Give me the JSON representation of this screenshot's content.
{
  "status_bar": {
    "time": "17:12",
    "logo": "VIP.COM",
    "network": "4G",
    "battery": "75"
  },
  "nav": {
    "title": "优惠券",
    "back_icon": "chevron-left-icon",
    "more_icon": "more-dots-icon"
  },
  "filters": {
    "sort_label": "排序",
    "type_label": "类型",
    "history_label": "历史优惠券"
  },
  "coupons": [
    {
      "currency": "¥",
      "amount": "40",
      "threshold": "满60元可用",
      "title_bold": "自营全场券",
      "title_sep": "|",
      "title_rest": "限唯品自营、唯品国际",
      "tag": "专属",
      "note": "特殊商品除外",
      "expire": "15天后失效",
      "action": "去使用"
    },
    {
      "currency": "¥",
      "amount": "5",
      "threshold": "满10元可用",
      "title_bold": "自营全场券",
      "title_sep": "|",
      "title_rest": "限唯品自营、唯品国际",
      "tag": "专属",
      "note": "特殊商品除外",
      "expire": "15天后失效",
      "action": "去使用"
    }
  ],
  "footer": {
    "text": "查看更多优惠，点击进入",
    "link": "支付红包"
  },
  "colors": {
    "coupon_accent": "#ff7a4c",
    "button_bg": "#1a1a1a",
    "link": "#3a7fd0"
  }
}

===

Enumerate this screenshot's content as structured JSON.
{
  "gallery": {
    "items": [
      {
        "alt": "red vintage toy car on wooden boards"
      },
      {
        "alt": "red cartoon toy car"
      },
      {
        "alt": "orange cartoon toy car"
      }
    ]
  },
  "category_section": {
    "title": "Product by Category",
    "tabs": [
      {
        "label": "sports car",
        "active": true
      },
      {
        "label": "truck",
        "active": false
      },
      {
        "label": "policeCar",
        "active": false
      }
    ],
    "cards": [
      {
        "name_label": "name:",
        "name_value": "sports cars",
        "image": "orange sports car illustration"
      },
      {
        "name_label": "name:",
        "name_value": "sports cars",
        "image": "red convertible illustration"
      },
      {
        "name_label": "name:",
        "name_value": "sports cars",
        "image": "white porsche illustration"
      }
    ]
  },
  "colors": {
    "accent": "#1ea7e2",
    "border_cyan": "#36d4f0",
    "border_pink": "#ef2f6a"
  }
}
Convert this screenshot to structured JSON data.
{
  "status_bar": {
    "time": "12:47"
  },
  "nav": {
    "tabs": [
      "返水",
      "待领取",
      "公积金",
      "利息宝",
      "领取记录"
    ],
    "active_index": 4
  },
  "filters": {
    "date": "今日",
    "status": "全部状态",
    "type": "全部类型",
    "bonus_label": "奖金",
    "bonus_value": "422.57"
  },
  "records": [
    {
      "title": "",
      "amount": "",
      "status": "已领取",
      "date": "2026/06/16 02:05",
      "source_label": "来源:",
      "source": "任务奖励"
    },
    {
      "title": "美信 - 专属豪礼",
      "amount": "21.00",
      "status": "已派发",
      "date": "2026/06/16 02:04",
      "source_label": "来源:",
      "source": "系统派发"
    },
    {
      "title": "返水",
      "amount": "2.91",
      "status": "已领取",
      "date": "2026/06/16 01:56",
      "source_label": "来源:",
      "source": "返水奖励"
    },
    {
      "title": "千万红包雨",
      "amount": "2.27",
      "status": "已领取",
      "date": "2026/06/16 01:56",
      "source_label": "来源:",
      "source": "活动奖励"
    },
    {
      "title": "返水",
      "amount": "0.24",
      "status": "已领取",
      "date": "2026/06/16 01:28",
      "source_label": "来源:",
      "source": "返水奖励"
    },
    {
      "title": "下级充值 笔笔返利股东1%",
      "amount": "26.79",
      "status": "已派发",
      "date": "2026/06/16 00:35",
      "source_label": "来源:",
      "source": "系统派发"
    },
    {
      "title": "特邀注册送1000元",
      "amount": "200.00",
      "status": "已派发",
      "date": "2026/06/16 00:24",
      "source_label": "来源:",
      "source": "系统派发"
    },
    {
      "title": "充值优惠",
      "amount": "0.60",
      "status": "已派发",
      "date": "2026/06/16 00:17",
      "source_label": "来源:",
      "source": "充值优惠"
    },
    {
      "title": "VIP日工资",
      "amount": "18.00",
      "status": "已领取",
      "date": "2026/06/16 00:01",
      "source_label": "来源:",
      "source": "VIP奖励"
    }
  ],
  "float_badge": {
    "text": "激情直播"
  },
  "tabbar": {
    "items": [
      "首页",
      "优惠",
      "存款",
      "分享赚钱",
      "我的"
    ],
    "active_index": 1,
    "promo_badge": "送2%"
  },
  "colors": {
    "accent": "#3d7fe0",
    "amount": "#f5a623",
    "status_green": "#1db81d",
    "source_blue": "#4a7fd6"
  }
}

===

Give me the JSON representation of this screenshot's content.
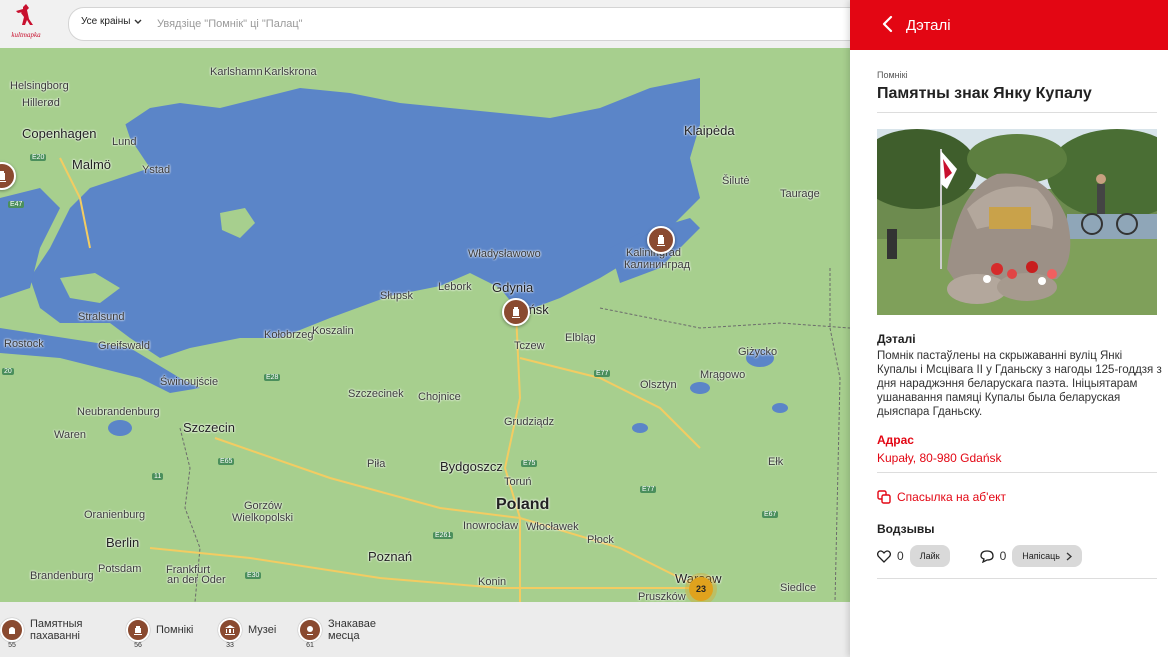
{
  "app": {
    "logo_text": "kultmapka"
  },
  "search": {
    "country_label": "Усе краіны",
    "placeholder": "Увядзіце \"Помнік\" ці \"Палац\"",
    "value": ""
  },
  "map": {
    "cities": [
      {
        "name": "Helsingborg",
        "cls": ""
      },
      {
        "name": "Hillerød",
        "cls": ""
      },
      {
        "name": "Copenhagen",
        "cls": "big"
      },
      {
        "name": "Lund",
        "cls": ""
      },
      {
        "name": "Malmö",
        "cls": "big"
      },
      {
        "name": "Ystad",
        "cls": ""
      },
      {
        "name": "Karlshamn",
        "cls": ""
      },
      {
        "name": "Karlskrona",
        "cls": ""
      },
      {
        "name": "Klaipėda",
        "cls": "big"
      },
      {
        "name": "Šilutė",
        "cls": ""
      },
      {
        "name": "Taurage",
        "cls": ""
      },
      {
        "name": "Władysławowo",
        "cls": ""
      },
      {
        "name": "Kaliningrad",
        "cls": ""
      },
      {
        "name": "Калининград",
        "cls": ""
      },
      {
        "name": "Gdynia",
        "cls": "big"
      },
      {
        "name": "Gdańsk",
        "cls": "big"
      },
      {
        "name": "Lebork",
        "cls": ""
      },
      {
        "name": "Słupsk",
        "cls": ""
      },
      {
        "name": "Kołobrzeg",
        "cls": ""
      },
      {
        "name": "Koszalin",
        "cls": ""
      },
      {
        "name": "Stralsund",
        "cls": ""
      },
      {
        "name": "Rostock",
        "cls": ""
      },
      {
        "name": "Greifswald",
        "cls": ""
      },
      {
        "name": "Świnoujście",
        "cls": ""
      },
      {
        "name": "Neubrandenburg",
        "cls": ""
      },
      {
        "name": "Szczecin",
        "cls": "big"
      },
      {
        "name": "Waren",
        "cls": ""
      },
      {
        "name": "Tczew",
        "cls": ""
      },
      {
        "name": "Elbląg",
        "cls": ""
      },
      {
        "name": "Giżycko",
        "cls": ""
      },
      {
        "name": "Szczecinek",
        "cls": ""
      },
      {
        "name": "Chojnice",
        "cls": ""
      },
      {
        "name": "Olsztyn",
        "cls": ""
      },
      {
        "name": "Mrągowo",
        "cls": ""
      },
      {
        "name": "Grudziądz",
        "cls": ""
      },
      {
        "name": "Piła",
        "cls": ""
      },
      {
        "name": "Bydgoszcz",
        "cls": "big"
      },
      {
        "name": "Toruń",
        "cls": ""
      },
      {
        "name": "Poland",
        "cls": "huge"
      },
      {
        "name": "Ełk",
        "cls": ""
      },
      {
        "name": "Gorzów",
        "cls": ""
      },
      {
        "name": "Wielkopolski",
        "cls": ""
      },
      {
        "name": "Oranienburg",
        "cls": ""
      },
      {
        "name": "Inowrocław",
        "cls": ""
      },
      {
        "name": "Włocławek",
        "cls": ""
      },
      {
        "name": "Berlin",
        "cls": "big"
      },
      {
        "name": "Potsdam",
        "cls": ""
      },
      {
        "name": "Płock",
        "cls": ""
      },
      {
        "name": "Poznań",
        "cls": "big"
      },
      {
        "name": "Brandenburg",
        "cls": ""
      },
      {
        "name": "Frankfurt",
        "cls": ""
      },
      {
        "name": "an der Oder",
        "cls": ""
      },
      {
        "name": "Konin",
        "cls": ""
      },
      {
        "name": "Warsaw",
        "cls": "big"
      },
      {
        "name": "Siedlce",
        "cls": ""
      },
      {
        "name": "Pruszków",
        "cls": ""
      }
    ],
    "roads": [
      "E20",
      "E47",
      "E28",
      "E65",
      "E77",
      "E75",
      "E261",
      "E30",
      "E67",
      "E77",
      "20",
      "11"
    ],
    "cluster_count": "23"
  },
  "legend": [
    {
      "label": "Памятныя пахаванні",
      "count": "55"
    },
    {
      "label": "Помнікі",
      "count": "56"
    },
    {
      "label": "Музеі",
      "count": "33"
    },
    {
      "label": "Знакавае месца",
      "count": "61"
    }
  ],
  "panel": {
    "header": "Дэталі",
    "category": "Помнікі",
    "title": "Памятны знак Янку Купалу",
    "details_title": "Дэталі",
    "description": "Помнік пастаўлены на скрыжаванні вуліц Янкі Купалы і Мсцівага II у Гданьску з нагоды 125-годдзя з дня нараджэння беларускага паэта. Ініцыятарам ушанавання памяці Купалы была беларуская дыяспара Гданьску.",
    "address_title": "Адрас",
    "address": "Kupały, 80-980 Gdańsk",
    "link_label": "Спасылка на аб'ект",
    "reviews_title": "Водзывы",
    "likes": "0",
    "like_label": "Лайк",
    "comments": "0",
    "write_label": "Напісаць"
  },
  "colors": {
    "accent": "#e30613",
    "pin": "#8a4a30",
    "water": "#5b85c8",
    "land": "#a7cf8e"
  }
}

===

Scan the listing above. Collect all lines with the word "threshold".

      "threshold": "满60元可用",
      "threshold": "满10元可用",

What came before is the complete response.